_REQUIRED TASK_: Can you write out all the lines word for word, with no pictures?
---
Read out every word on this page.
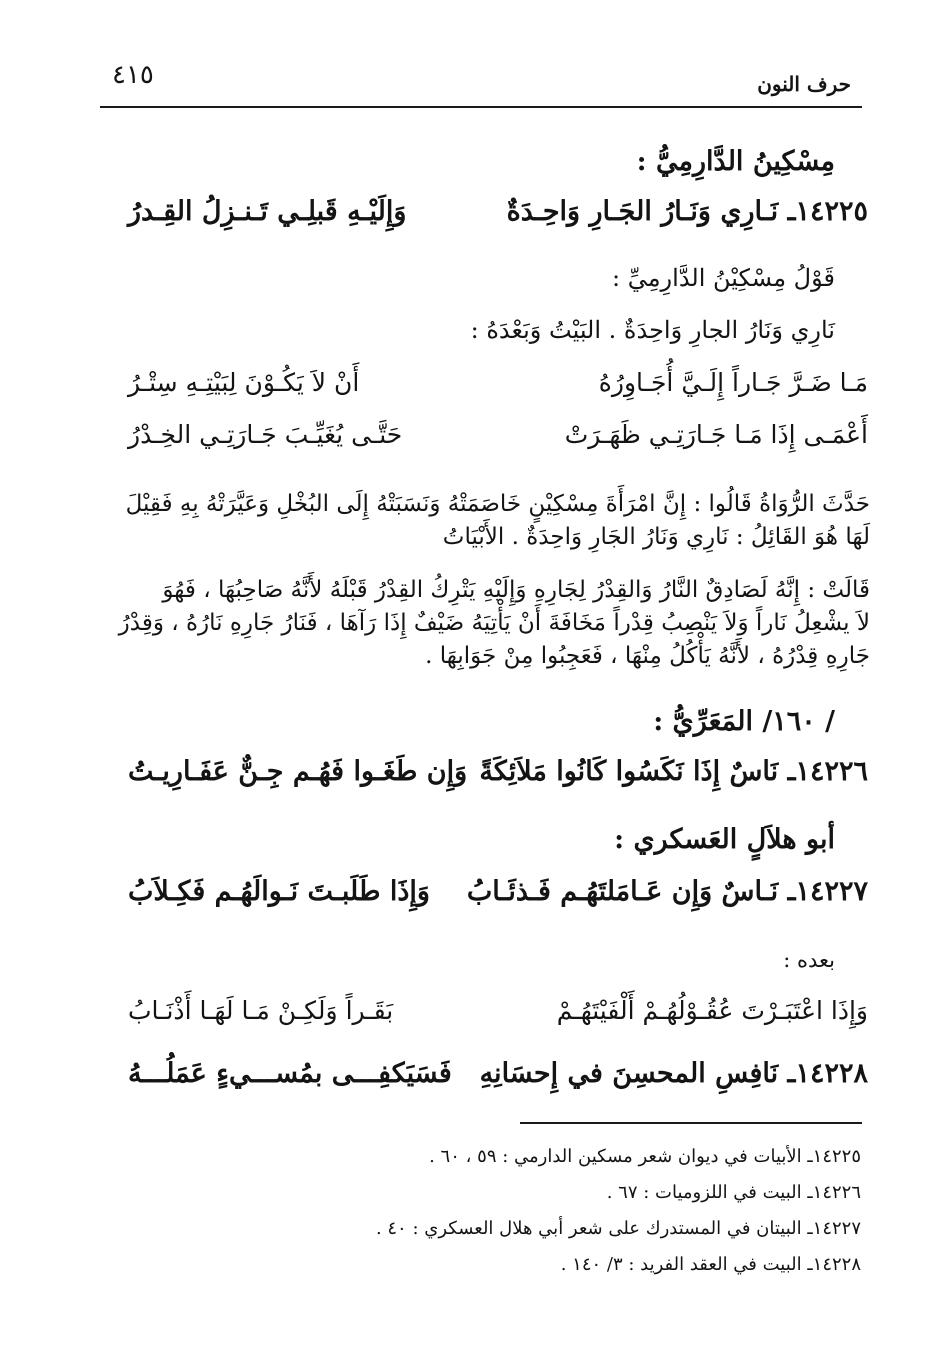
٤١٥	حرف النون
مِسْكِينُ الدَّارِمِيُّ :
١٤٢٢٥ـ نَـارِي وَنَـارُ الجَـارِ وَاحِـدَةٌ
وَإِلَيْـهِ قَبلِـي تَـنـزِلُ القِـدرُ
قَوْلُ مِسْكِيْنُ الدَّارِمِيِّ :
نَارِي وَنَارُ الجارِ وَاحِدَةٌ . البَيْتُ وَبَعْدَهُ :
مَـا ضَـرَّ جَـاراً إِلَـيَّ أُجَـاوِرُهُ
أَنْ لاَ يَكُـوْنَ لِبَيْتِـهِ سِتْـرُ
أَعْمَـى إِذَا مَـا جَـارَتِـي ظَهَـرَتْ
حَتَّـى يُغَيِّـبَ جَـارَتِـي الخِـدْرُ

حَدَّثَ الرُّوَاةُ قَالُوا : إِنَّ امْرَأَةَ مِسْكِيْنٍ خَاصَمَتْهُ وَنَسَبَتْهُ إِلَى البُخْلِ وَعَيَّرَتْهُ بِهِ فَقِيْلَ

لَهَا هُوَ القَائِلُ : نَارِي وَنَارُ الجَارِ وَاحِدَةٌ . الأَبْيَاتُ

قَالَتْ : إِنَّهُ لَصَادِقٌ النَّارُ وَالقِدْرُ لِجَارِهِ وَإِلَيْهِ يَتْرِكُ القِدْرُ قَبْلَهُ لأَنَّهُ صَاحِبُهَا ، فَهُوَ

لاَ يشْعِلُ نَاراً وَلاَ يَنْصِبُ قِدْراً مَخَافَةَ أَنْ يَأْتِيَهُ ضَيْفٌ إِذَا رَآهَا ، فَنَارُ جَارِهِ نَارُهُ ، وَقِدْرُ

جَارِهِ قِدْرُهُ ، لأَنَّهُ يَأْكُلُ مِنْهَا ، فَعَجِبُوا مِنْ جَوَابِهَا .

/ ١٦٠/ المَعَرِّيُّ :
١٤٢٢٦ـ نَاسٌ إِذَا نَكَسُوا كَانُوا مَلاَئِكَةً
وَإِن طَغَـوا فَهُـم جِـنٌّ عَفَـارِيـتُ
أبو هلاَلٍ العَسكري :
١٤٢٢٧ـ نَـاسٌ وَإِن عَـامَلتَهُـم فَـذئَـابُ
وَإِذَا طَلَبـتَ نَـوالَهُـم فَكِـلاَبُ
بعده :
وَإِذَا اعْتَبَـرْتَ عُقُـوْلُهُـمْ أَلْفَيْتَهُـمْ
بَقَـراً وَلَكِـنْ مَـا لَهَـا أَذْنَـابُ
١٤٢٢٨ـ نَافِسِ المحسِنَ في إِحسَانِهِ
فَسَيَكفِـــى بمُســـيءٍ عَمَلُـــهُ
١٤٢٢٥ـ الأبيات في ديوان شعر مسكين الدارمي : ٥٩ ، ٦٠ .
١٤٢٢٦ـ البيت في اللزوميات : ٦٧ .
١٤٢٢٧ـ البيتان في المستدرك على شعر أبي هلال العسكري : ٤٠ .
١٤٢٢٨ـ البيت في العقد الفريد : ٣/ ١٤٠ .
---
_THE RESULT_:
Read out every word on this page.
٤١٥	حرف النون
مِسْكِينُ الدَّارِمِيُّ :
١٤٢٢٥ـ نَـارِي وَنَـارُ الجَـارِ وَاحِـدَةٌ
وَإِلَيْـهِ قَبلِـي تَـنـزِلُ القِـدرُ
قَوْلُ مِسْكِيْنُ الدَّارِمِيِّ :
نَارِي وَنَارُ الجارِ وَاحِدَةٌ . البَيْتُ وَبَعْدَهُ :
مَـا ضَـرَّ جَـاراً إِلَـيَّ أُجَـاوِرُهُ
أَنْ لاَ يَكُـوْنَ لِبَيْتِـهِ سِتْـرُ
أَعْمَـى إِذَا مَـا جَـارَتِـي ظَهَـرَتْ
حَتَّـى يُغَيِّـبَ جَـارَتِـي الخِـدْرُ

حَدَّثَ الرُّوَاةُ قَالُوا : إِنَّ امْرَأَةَ مِسْكِيْنٍ خَاصَمَتْهُ وَنَسَبَتْهُ إِلَى البُخْلِ وَعَيَّرَتْهُ بِهِ فَقِيْلَ

لَهَا هُوَ القَائِلُ : نَارِي وَنَارُ الجَارِ وَاحِدَةٌ . الأَبْيَاتُ

قَالَتْ : إِنَّهُ لَصَادِقٌ النَّارُ وَالقِدْرُ لِجَارِهِ وَإِلَيْهِ يَتْرِكُ القِدْرُ قَبْلَهُ لأَنَّهُ صَاحِبُهَا ، فَهُوَ

لاَ يشْعِلُ نَاراً وَلاَ يَنْصِبُ قِدْراً مَخَافَةَ أَنْ يَأْتِيَهُ ضَيْفٌ إِذَا رَآهَا ، فَنَارُ جَارِهِ نَارُهُ ، وَقِدْرُ

جَارِهِ قِدْرُهُ ، لأَنَّهُ يَأْكُلُ مِنْهَا ، فَعَجِبُوا مِنْ جَوَابِهَا .

/ ١٦٠/ المَعَرِّيُّ :
١٤٢٢٦ـ نَاسٌ إِذَا نَكَسُوا كَانُوا مَلاَئِكَةً
وَإِن طَغَـوا فَهُـم جِـنٌّ عَفَـارِيـتُ
أبو هلاَلٍ العَسكري :
١٤٢٢٧ـ نَـاسٌ وَإِن عَـامَلتَهُـم فَـذئَـابُ
وَإِذَا طَلَبـتَ نَـوالَهُـم فَكِـلاَبُ
بعده :
وَإِذَا اعْتَبَـرْتَ عُقُـوْلُهُـمْ أَلْفَيْتَهُـمْ
بَقَـراً وَلَكِـنْ مَـا لَهَـا أَذْنَـابُ
١٤٢٢٨ـ نَافِسِ المحسِنَ في إِحسَانِهِ
فَسَيَكفِـــى بمُســـيءٍ عَمَلُـــهُ
١٤٢٢٥ـ الأبيات في ديوان شعر مسكين الدارمي : ٥٩ ، ٦٠ .
١٤٢٢٦ـ البيت في اللزوميات : ٦٧ .
١٤٢٢٧ـ البيتان في المستدرك على شعر أبي هلال العسكري : ٤٠ .
١٤٢٢٨ـ البيت في العقد الفريد : ٣/ ١٤٠ .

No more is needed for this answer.